-- START ENTRIES SHOWN --

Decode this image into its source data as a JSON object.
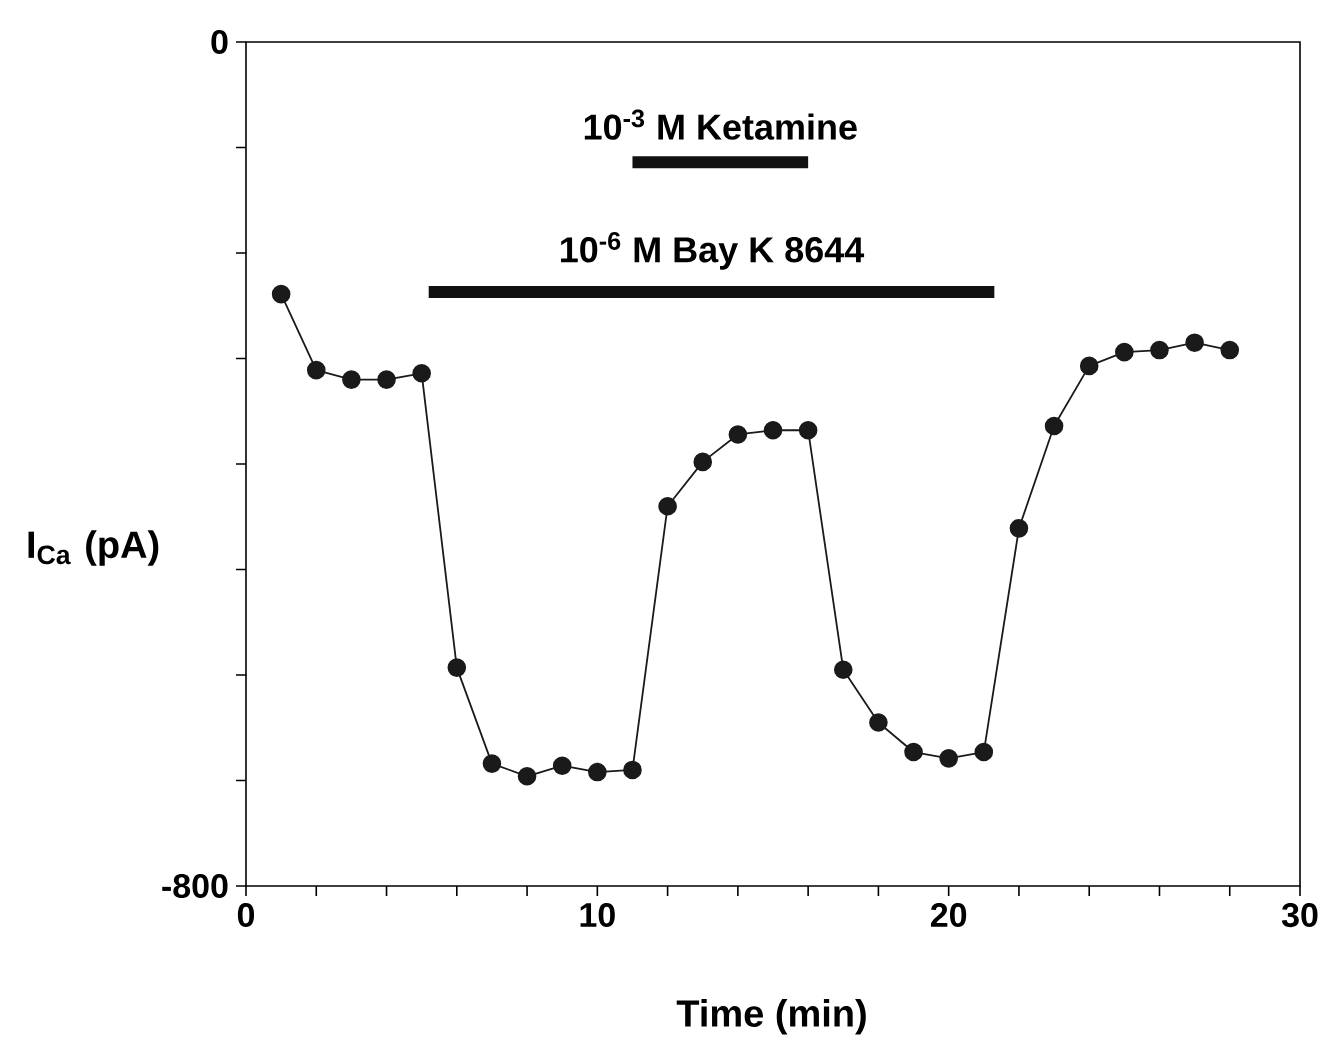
{
  "chart_data": {
    "type": "line",
    "xlabel": "Time (min)",
    "ylabel": "I$_{Ca}$ (pA)",
    "x": [
      1,
      2,
      3,
      4,
      5,
      6,
      7,
      8,
      9,
      10,
      11,
      12,
      13,
      14,
      15,
      16,
      17,
      18,
      19,
      20,
      21,
      22,
      23,
      24,
      25,
      26,
      27,
      28
    ],
    "series": [
      {
        "color": "#1a1a1a",
        "marker": "circle",
        "values": [
          -239,
          -311,
          -320,
          -320,
          -314,
          -593,
          -684,
          -696,
          -686,
          -692,
          -690,
          -440,
          -398,
          -372,
          -368,
          -368,
          -595,
          -645,
          -673,
          -679,
          -673,
          -461,
          -364,
          -307,
          -294,
          -292,
          -285,
          -292
        ]
      },
      {
        "name": "10$^{-3}$ M Ketamine",
        "color": "#111111",
        "marker": "none",
        "x": [
          11,
          16
        ],
        "values": [
          -114,
          -114
        ]
      },
      {
        "name": "10$^{-6}$ M Bay K 8644",
        "color": "#111111",
        "marker": "none",
        "x": [
          5.2,
          21.3
        ],
        "values": [
          -237,
          -237
        ]
      }
    ],
    "line_style": "solid",
    "xlim": [
      0,
      30
    ],
    "xticks": [
      0,
      {
        "value": 2,
        "label": null
      },
      {
        "value": 4,
        "label": null
      },
      {
        "value": 6,
        "label": null
      },
      {
        "value": 8,
        "label": null
      },
      10,
      {
        "value": 12,
        "label": null
      },
      {
        "value": 14,
        "label": null
      },
      {
        "value": 16,
        "label": null
      },
      {
        "value": 18,
        "label": null
      },
      20,
      {
        "value": 22,
        "label": null
      },
      {
        "value": 24,
        "label": null
      },
      {
        "value": 26,
        "label": null
      },
      {
        "value": 28,
        "label": null
      },
      30
    ],
    "ylim": [
      -800,
      0
    ],
    "yticks": [
      -800,
      {
        "value": -700,
        "label": null
      },
      {
        "value": -600,
        "label": null
      },
      {
        "value": -500,
        "label": null
      },
      {
        "value": -400,
        "label": null
      },
      {
        "value": -300,
        "label": null
      },
      {
        "value": -200,
        "label": null
      },
      {
        "value": -100,
        "label": null
      },
      0
    ]
  }
}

-- END ENTRIES SHOWN --

* [PROBLEM TO SOLVE]: Find every line containing the word "name", then give the total and nothing more.

* [COMPLETED EXERCISE]: 2